| Exercise details |
Gather the lines from the material that contain "JSON".

| Supplied entries |
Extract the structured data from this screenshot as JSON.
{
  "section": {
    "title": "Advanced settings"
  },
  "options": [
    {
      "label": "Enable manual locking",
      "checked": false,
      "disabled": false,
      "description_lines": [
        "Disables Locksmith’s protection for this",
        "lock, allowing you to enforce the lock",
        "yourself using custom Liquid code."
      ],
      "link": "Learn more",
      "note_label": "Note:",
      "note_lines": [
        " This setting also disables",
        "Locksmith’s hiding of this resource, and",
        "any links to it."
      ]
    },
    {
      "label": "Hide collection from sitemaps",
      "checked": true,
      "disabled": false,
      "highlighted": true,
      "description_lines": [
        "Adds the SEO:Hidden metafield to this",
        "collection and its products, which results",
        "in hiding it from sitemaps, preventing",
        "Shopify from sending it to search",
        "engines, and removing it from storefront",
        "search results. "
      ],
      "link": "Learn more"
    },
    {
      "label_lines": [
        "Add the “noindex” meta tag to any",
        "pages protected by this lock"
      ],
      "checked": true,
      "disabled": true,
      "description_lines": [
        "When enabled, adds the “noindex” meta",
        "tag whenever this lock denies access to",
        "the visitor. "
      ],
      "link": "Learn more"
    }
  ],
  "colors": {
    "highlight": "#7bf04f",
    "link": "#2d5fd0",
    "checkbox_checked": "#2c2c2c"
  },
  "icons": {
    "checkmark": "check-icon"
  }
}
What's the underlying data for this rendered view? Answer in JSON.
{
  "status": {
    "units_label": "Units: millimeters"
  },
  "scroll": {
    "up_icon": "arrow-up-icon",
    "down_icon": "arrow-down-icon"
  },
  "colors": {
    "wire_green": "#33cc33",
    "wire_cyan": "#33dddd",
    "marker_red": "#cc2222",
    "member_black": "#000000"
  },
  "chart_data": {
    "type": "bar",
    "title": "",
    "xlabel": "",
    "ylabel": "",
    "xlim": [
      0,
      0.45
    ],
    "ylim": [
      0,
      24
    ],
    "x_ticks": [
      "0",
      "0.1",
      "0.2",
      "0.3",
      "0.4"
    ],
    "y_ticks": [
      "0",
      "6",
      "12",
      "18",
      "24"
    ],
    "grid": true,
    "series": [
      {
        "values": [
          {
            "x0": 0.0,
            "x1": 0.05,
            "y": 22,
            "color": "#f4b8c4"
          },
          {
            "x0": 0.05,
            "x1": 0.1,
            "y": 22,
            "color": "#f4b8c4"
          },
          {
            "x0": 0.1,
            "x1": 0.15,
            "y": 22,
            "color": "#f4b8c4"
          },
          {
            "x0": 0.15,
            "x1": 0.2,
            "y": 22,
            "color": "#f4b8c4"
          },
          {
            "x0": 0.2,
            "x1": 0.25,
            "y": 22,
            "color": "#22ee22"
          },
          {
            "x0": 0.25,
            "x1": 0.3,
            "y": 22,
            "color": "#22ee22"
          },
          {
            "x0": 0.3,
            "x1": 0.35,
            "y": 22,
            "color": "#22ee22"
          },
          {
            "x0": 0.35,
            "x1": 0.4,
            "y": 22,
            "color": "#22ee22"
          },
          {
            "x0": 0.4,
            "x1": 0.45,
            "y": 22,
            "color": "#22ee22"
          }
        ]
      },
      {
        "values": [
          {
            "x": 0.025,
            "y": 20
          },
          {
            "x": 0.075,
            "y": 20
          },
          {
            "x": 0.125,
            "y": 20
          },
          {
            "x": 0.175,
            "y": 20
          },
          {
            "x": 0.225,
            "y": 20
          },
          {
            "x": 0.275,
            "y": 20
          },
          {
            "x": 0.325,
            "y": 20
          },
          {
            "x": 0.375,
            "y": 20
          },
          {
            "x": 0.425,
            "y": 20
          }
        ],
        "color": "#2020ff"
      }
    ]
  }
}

| Written response |
Extract the structured data from this screenshot as JSON.
What's the underlying data for this rendered view? Answer in JSON.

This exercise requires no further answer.